» **Problem details**:
Extract the lines that hold the string "unit".

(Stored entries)
⟨

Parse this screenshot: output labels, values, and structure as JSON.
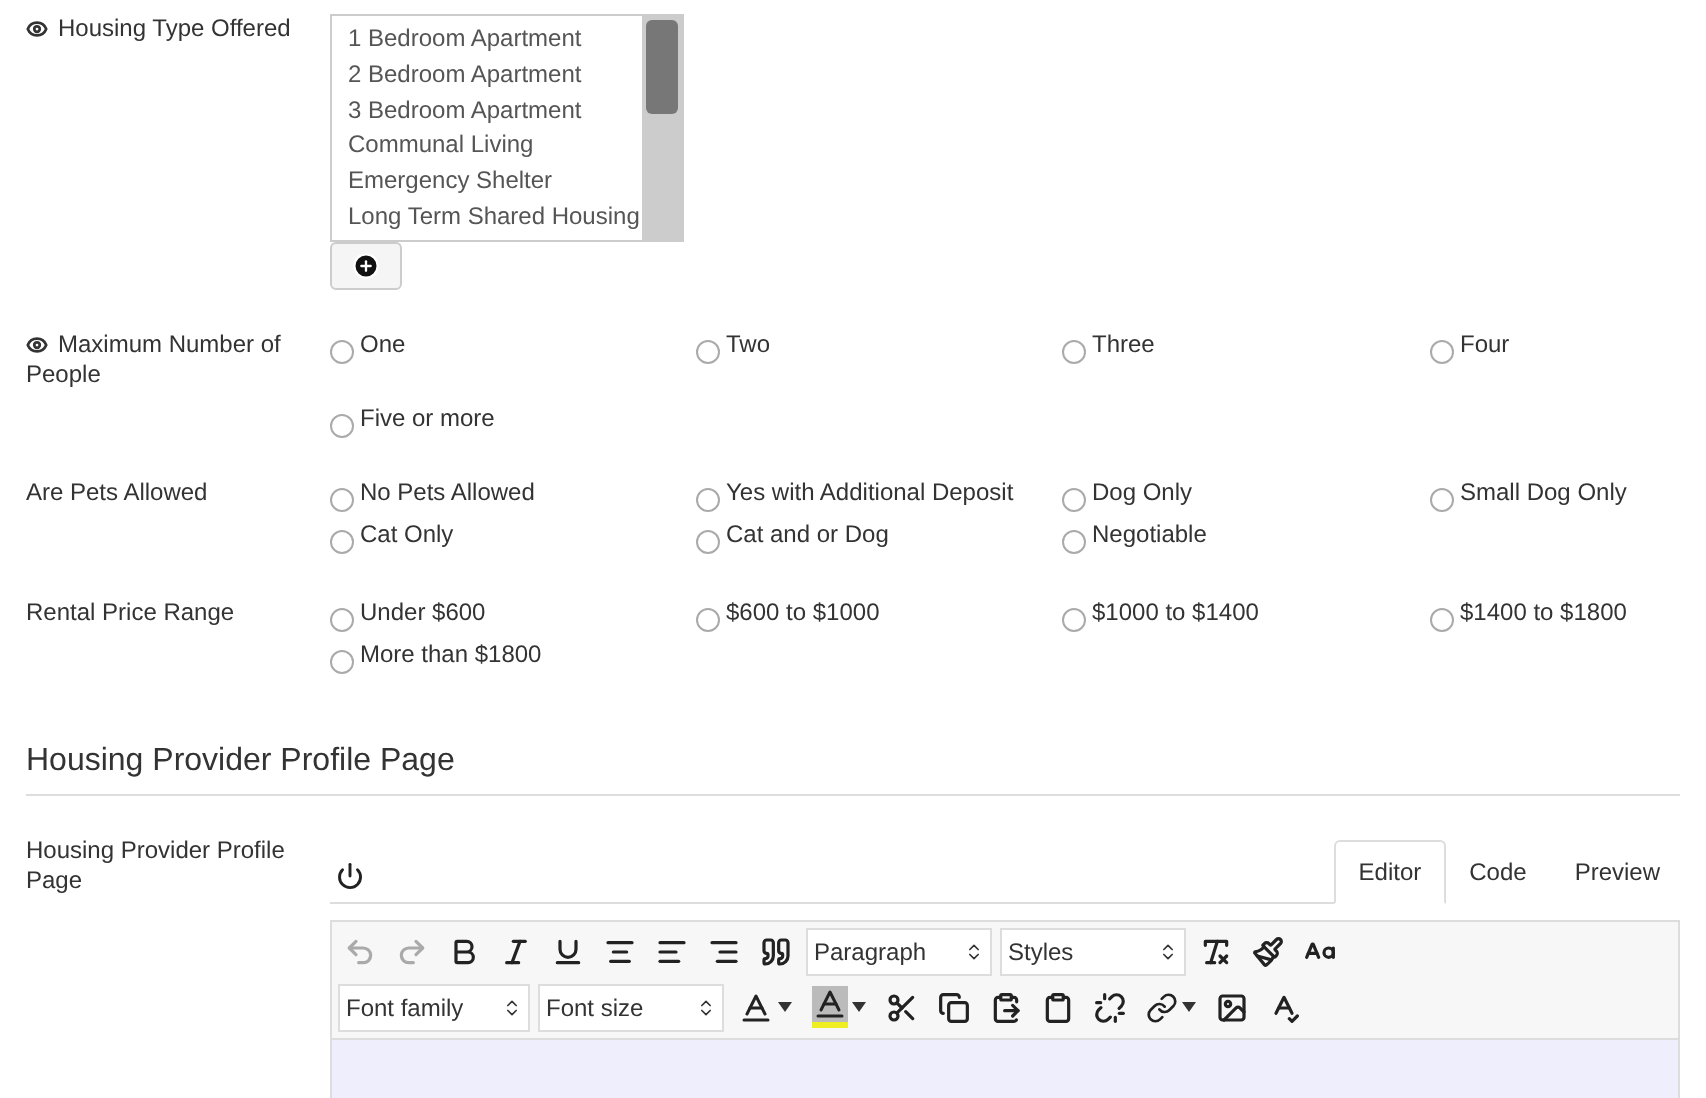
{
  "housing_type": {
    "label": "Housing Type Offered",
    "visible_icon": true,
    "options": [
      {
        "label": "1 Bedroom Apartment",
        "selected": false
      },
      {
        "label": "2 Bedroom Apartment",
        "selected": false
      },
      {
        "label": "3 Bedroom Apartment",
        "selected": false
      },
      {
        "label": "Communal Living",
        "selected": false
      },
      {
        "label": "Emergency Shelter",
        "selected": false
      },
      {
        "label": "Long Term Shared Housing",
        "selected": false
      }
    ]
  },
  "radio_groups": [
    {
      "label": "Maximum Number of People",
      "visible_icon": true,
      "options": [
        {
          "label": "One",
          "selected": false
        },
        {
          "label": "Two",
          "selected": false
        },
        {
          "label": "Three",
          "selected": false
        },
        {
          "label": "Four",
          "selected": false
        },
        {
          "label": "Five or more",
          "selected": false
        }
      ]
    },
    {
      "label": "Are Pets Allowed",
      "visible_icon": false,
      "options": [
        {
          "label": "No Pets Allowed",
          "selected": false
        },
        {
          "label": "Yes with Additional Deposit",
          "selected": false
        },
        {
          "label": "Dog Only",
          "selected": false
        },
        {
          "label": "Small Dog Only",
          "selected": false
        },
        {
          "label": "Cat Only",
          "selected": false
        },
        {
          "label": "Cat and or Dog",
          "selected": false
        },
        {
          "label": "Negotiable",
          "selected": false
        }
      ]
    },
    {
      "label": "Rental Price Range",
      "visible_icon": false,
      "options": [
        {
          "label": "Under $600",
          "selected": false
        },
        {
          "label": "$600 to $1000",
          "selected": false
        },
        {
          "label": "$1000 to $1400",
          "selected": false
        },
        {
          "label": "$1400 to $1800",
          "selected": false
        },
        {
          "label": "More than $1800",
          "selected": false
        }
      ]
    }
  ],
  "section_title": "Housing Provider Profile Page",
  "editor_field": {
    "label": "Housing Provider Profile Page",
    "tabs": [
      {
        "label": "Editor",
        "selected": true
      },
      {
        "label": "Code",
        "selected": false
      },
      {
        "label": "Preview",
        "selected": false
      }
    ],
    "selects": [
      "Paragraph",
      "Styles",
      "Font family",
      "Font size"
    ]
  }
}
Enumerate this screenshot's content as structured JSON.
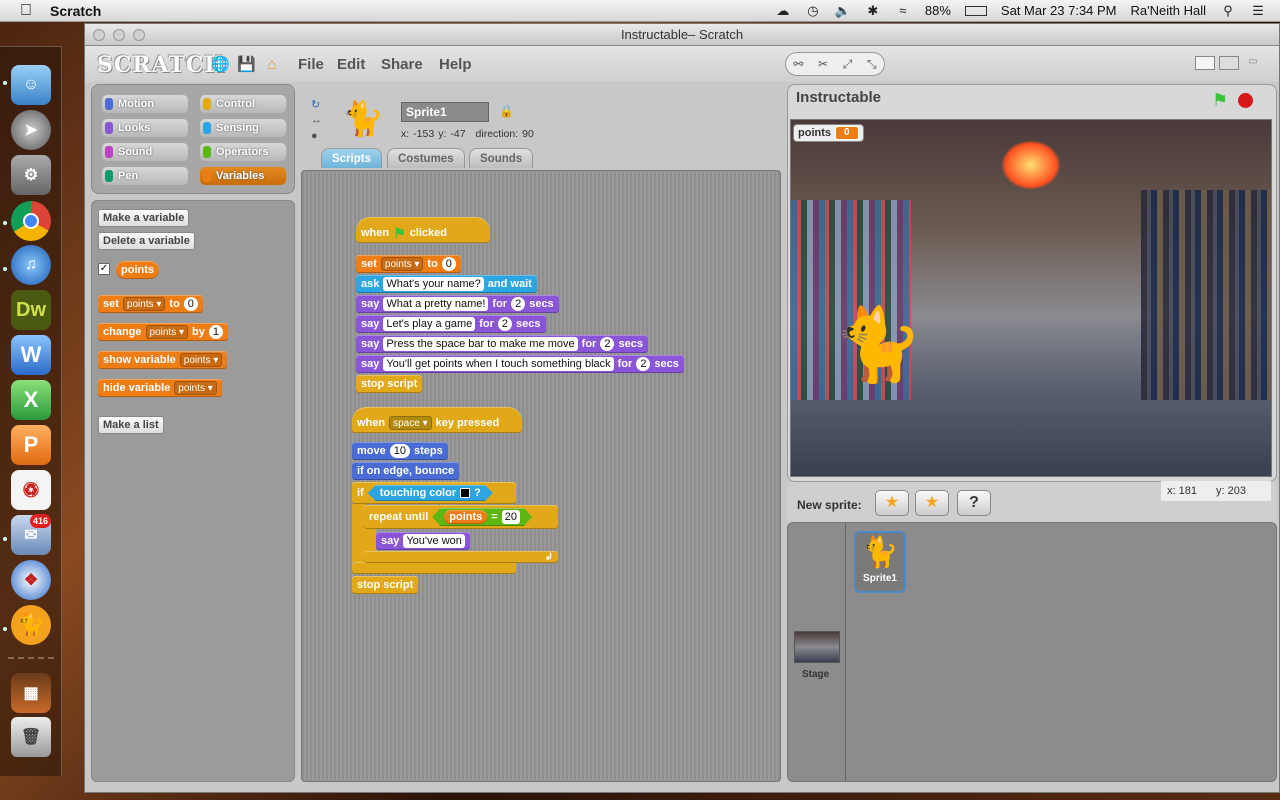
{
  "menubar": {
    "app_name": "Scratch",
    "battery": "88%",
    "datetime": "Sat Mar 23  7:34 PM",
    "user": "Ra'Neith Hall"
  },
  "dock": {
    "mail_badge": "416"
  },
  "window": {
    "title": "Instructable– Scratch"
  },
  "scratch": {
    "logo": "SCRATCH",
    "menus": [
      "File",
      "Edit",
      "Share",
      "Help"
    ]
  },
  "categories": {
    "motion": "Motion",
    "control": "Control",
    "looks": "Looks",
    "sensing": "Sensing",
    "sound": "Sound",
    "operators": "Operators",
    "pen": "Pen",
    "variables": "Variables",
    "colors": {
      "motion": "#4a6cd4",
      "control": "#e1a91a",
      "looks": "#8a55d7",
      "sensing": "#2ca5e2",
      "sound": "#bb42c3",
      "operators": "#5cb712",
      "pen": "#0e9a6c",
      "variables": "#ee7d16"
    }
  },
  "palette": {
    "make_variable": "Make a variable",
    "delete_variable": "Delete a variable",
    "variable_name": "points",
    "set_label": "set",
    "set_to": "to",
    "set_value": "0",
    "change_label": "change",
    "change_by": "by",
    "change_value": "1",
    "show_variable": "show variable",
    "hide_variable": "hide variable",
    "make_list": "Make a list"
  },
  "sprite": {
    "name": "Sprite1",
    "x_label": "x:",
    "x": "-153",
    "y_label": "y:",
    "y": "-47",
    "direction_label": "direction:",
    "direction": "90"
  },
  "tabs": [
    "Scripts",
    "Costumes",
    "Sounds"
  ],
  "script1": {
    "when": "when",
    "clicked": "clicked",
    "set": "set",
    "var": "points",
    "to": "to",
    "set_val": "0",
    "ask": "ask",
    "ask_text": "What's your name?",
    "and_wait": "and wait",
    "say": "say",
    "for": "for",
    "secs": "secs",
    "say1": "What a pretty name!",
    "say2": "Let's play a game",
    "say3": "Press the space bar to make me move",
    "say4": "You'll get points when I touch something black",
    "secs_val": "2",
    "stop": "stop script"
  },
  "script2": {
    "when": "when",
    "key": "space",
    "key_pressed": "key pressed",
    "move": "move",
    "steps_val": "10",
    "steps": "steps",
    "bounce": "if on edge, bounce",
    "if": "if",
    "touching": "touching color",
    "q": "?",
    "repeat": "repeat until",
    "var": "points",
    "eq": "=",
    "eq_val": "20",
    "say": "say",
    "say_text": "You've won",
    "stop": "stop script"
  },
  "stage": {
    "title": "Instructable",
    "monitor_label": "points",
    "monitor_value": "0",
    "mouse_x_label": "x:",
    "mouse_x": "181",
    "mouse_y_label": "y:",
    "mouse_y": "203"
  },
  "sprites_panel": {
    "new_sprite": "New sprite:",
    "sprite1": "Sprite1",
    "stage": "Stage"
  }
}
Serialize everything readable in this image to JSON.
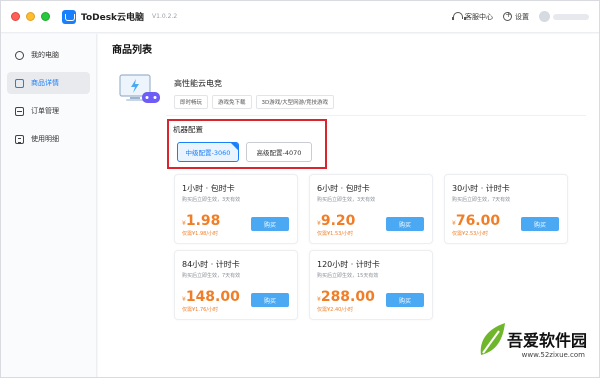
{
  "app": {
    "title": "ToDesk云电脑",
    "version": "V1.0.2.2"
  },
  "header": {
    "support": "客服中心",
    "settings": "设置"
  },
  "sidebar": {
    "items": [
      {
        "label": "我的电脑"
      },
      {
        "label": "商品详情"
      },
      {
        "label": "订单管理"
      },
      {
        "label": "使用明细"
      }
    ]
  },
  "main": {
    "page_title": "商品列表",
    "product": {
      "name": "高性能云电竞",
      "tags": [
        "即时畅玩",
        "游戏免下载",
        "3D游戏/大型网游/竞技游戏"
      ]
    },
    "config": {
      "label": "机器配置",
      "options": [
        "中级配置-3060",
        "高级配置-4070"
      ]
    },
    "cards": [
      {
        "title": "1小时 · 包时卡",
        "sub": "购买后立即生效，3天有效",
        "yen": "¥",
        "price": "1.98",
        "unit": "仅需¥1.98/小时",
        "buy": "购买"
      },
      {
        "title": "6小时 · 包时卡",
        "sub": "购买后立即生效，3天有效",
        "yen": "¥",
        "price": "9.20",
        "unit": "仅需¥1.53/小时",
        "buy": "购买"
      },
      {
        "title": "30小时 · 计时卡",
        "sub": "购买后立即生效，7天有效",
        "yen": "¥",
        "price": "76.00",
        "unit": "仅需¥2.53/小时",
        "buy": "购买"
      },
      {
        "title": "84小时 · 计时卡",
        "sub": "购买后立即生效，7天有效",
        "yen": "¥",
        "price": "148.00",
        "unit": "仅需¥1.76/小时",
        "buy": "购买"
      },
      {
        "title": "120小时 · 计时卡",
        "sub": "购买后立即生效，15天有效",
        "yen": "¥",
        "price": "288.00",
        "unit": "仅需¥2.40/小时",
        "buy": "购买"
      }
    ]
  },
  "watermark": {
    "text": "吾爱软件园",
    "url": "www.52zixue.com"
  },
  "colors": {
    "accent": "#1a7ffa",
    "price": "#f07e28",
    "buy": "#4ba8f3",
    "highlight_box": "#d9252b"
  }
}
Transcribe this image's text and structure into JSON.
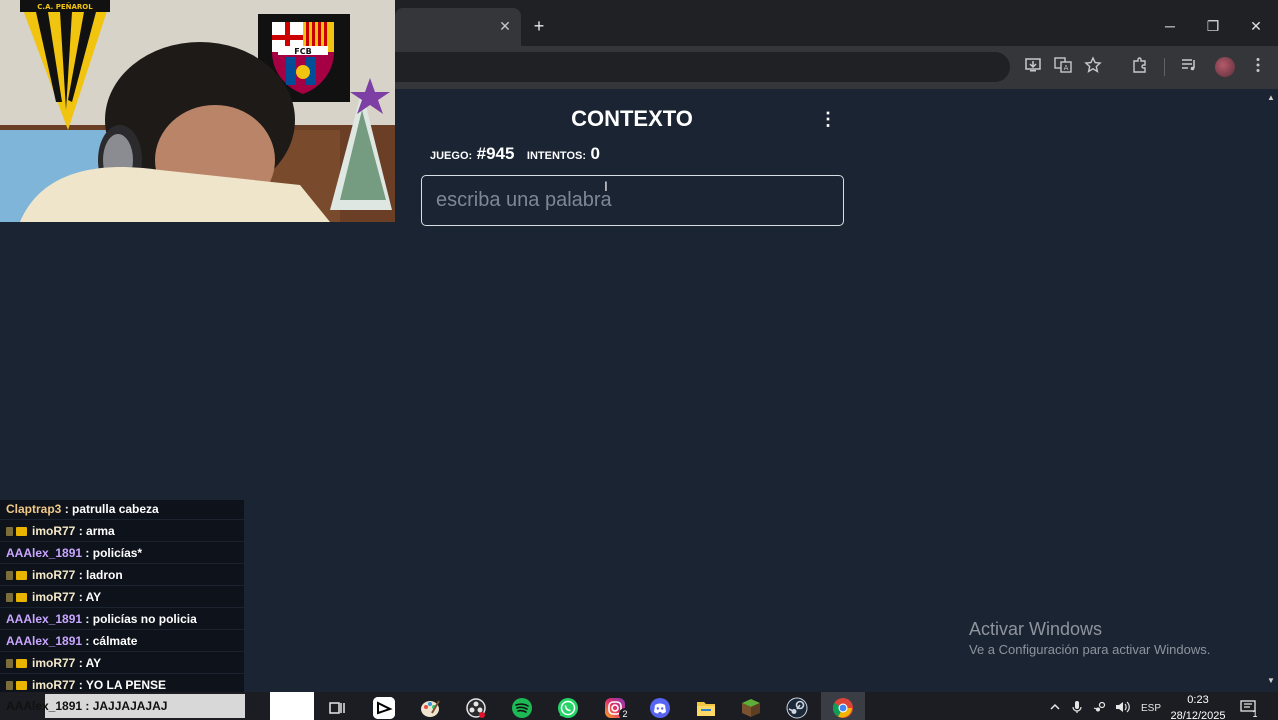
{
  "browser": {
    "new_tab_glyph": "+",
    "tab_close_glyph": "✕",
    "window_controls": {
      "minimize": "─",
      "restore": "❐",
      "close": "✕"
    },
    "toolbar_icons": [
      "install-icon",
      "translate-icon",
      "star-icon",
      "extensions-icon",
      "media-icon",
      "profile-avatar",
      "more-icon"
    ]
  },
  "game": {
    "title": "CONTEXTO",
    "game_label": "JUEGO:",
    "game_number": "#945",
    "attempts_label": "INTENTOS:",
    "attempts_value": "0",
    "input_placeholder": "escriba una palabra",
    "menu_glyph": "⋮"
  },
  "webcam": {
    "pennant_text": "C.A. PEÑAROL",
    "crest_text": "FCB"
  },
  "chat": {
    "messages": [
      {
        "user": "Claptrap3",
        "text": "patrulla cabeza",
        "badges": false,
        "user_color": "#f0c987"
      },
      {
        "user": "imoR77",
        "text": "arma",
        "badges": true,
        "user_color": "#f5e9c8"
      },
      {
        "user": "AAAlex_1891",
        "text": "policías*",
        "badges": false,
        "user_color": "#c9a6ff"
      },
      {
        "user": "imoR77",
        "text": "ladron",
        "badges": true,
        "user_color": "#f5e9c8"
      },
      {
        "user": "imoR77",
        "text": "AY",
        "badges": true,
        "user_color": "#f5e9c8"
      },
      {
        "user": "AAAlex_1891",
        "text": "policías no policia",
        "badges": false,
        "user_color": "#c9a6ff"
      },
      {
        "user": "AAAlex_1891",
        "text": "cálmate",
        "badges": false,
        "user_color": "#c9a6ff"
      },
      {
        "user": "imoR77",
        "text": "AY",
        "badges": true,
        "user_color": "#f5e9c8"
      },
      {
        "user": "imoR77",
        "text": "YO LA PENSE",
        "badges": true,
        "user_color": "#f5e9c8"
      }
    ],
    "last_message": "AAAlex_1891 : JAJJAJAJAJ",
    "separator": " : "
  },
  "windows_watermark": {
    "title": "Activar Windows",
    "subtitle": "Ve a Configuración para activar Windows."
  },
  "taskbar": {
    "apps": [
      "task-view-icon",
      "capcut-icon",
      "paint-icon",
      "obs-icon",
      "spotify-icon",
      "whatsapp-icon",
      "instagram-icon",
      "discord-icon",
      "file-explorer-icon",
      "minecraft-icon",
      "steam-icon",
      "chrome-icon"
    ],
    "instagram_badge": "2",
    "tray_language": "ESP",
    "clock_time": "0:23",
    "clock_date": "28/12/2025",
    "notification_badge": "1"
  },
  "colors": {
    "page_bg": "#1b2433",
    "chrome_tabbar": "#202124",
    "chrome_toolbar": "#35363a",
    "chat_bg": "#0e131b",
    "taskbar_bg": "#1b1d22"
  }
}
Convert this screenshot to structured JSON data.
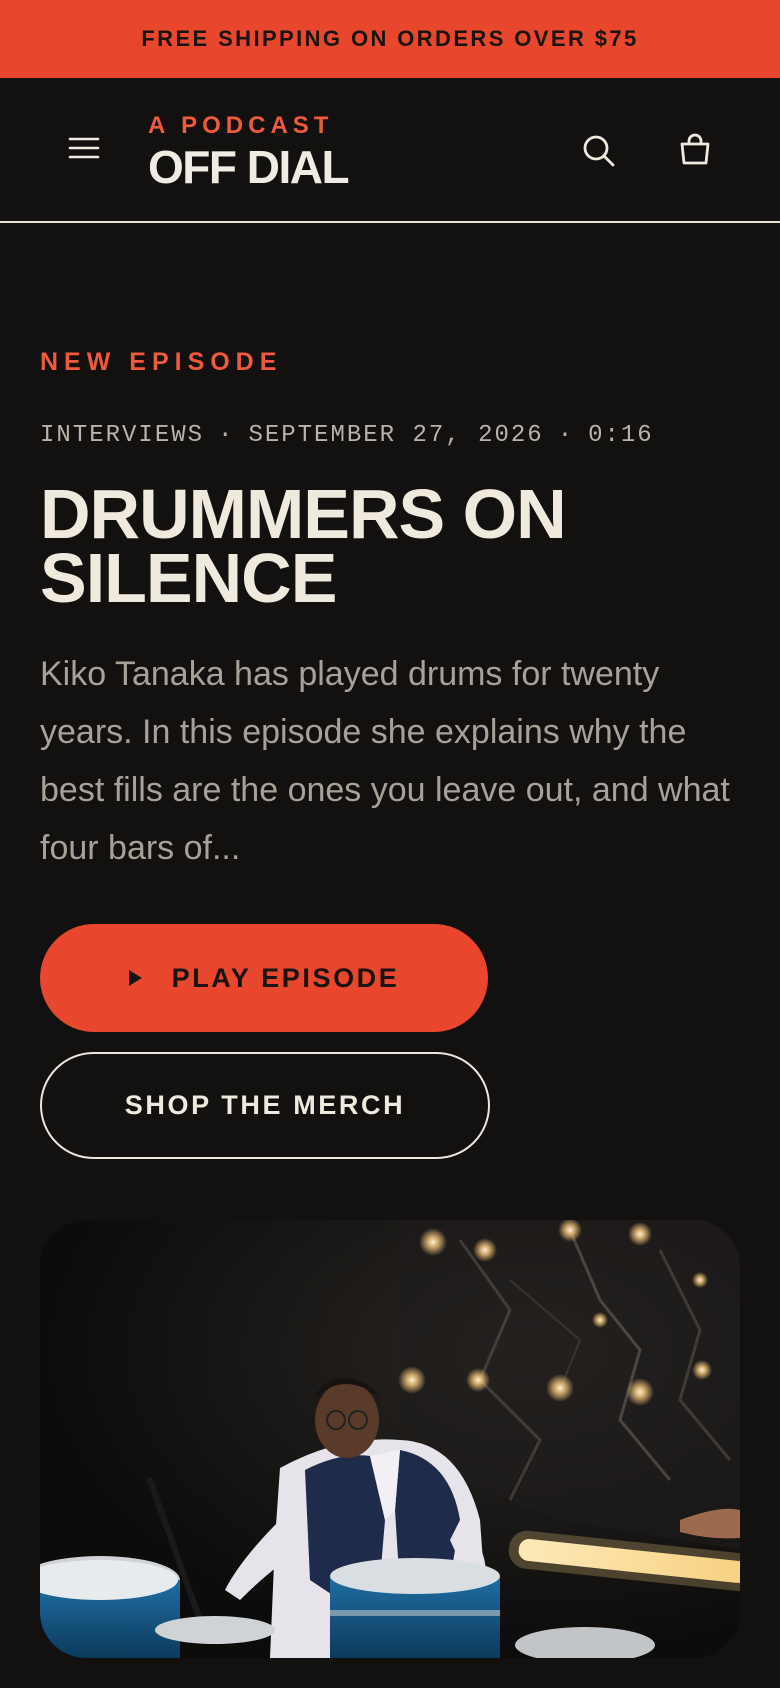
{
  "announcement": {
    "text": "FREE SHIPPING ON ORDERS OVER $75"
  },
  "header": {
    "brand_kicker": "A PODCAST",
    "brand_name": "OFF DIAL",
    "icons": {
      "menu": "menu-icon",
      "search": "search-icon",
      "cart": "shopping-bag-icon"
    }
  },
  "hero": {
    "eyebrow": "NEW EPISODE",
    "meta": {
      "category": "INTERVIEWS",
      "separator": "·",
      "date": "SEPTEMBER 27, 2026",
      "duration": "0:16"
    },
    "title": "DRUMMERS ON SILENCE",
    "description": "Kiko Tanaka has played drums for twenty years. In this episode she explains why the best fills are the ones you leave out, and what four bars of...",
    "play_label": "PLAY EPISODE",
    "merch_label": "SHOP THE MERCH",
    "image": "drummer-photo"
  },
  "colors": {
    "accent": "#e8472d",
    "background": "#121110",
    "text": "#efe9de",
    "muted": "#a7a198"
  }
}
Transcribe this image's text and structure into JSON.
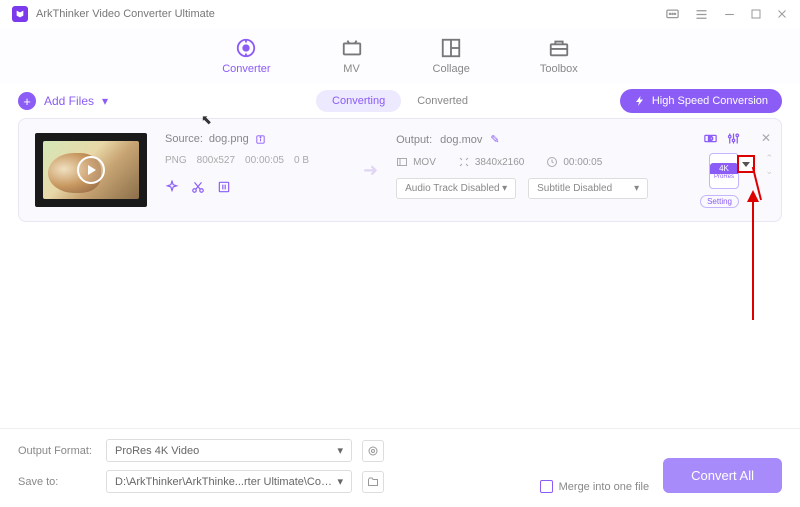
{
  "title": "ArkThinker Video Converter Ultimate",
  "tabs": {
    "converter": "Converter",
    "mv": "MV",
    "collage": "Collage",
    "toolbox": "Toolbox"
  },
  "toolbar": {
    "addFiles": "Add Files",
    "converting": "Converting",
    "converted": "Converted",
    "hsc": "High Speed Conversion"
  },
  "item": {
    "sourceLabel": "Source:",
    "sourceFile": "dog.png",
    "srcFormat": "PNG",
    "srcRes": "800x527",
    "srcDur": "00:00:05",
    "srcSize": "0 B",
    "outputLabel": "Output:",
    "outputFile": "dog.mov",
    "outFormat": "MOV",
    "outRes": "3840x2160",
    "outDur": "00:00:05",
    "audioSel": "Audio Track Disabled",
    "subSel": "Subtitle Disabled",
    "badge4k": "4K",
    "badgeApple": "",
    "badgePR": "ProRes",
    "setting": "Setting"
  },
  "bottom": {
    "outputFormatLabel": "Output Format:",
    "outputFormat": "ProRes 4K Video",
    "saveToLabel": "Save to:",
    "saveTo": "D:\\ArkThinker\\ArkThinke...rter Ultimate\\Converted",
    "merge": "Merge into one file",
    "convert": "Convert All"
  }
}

⟩

» **The reply**:
        "unit": "仅需¥1.98/小时",
        "unit": "仅需¥1.53/小时",
        "unit": "仅需¥2.53/小时",
        "unit": "仅需¥1.76/小时",
        "unit": "仅需¥2.40/小时",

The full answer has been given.